#### Material for the task

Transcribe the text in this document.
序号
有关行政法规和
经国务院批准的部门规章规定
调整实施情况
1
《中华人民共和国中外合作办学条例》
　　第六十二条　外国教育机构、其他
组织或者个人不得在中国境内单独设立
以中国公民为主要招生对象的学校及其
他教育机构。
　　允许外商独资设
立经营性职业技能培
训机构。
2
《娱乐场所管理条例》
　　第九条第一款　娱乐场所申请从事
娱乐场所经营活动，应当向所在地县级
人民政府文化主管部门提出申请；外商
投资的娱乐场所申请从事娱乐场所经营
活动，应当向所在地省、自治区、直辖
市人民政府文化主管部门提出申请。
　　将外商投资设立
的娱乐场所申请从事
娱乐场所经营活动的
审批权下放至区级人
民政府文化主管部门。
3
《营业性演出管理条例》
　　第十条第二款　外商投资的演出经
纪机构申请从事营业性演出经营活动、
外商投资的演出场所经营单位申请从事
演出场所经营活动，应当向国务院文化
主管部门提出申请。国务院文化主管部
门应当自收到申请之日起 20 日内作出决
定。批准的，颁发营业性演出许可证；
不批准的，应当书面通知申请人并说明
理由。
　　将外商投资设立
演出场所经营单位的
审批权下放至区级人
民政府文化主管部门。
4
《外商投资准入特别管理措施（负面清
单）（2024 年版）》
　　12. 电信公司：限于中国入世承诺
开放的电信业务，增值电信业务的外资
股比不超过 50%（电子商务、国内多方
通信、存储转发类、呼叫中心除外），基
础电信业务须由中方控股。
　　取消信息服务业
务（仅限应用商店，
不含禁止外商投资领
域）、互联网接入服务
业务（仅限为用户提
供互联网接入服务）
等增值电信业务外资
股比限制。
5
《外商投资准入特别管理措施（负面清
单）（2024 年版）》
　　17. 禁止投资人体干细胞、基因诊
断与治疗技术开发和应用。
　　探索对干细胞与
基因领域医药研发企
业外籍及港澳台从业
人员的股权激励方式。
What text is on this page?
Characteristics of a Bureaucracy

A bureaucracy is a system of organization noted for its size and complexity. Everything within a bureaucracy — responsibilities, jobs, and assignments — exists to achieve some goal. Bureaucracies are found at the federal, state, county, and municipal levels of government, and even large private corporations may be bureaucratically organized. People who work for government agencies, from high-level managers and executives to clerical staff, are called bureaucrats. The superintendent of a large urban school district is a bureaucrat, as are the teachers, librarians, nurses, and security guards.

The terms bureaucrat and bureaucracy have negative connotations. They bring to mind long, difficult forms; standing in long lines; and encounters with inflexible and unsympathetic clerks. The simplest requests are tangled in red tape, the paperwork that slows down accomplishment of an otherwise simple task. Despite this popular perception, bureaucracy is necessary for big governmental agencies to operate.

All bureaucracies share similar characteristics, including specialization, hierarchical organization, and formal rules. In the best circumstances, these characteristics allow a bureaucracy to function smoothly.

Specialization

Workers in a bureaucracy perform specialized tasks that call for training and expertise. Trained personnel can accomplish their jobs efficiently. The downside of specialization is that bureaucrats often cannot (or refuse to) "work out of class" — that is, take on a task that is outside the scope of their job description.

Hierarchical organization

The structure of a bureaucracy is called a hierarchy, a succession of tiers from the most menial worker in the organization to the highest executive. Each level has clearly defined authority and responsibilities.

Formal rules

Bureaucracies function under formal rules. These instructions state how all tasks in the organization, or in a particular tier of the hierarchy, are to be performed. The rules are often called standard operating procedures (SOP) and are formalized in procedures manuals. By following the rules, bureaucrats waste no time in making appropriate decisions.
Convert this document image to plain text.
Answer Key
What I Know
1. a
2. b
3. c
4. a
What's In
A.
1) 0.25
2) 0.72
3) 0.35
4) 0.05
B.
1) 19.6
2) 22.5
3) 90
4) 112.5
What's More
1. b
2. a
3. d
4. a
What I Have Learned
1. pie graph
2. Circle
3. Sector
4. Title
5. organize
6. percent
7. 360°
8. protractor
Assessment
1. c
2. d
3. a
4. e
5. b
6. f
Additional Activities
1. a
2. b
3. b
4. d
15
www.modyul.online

########

**Task details**. Go through the records and print each one exactly.

**Result of the task**.
Transcribe the text in this document.
序号
有关行政法规和
经国务院批准的部门规章规定
调整实施情况
1
《中华人民共和国中外合作办学条例》
　　第六十二条　外国教育机构、其他
组织或者个人不得在中国境内单独设立
以中国公民为主要招生对象的学校及其
他教育机构。
　　允许外商独资设
立经营性职业技能培
训机构。
2
《娱乐场所管理条例》
　　第九条第一款　娱乐场所申请从事
娱乐场所经营活动，应当向所在地县级
人民政府文化主管部门提出申请；外商
投资的娱乐场所申请从事娱乐场所经营
活动，应当向所在地省、自治区、直辖
市人民政府文化主管部门提出申请。
　　将外商投资设立
的娱乐场所申请从事
娱乐场所经营活动的
审批权下放至区级人
民政府文化主管部门。
3
《营业性演出管理条例》
　　第十条第二款　外商投资的演出经
纪机构申请从事营业性演出经营活动、
外商投资的演出场所经营单位申请从事
演出场所经营活动，应当向国务院文化
主管部门提出申请。国务院文化主管部
门应当自收到申请之日起 20 日内作出决
定。批准的，颁发营业性演出许可证；
不批准的，应当书面通知申请人并说明
理由。
　　将外商投资设立
演出场所经营单位的
审批权下放至区级人
民政府文化主管部门。
4
《外商投资准入特别管理措施（负面清
单）（2024 年版）》
　　12. 电信公司：限于中国入世承诺
开放的电信业务，增值电信业务的外资
股比不超过 50%（电子商务、国内多方
通信、存储转发类、呼叫中心除外），基
础电信业务须由中方控股。
　　取消信息服务业
务（仅限应用商店，
不含禁止外商投资领
域）、互联网接入服务
业务（仅限为用户提
供互联网接入服务）
等增值电信业务外资
股比限制。
5
《外商投资准入特别管理措施（负面清
单）（2024 年版）》
　　17. 禁止投资人体干细胞、基因诊
断与治疗技术开发和应用。
　　探索对干细胞与
基因领域医药研发企
业外籍及港澳台从业
人员的股权激励方式。
What text is on this page?
Characteristics of a Bureaucracy

A bureaucracy is a system of organization noted for its size and complexity. Everything within a bureaucracy — responsibilities, jobs, and assignments — exists to achieve some goal. Bureaucracies are found at the federal, state, county, and municipal levels of government, and even large private corporations may be bureaucratically organized. People who work for government agencies, from high-level managers and executives to clerical staff, are called bureaucrats. The superintendent of a large urban school district is a bureaucrat, as are the teachers, librarians, nurses, and security guards.

The terms bureaucrat and bureaucracy have negative connotations. They bring to mind long, difficult forms; standing in long lines; and encounters with inflexible and unsympathetic clerks. The simplest requests are tangled in red tape, the paperwork that slows down accomplishment of an otherwise simple task. Despite this popular perception, bureaucracy is necessary for big governmental agencies to operate.

All bureaucracies share similar characteristics, including specialization, hierarchical organization, and formal rules. In the best circumstances, these characteristics allow a bureaucracy to function smoothly.

Specialization

Workers in a bureaucracy perform specialized tasks that call for training and expertise. Trained personnel can accomplish their jobs efficiently. The downside of specialization is that bureaucrats often cannot (or refuse to) "work out of class" — that is, take on a task that is outside the scope of their job description.

Hierarchical organization

The structure of a bureaucracy is called a hierarchy, a succession of tiers from the most menial worker in the organization to the highest executive. Each level has clearly defined authority and responsibilities.

Formal rules

Bureaucracies function under formal rules. These instructions state how all tasks in the organization, or in a particular tier of the hierarchy, are to be performed. The rules are often called standard operating procedures (SOP) and are formalized in procedures manuals. By following the rules, bureaucrats waste no time in making appropriate decisions.
Convert this document image to plain text.
Answer Key
What I Know
1. a
2. b
3. c
4. a
What's In
A.
1) 0.25
2) 0.72
3) 0.35
4) 0.05
B.
1) 19.6
2) 22.5
3) 90
4) 112.5
What's More
1. b
2. a
3. d
4. a
What I Have Learned
1. pie graph
2. Circle
3. Sector
4. Title
5. organize
6. percent
7. 360°
8. protractor
Assessment
1. c
2. d
3. a
4. e
5. b
6. f
Additional Activities
1. a
2. b
3. b
4. d
15
www.modyul.online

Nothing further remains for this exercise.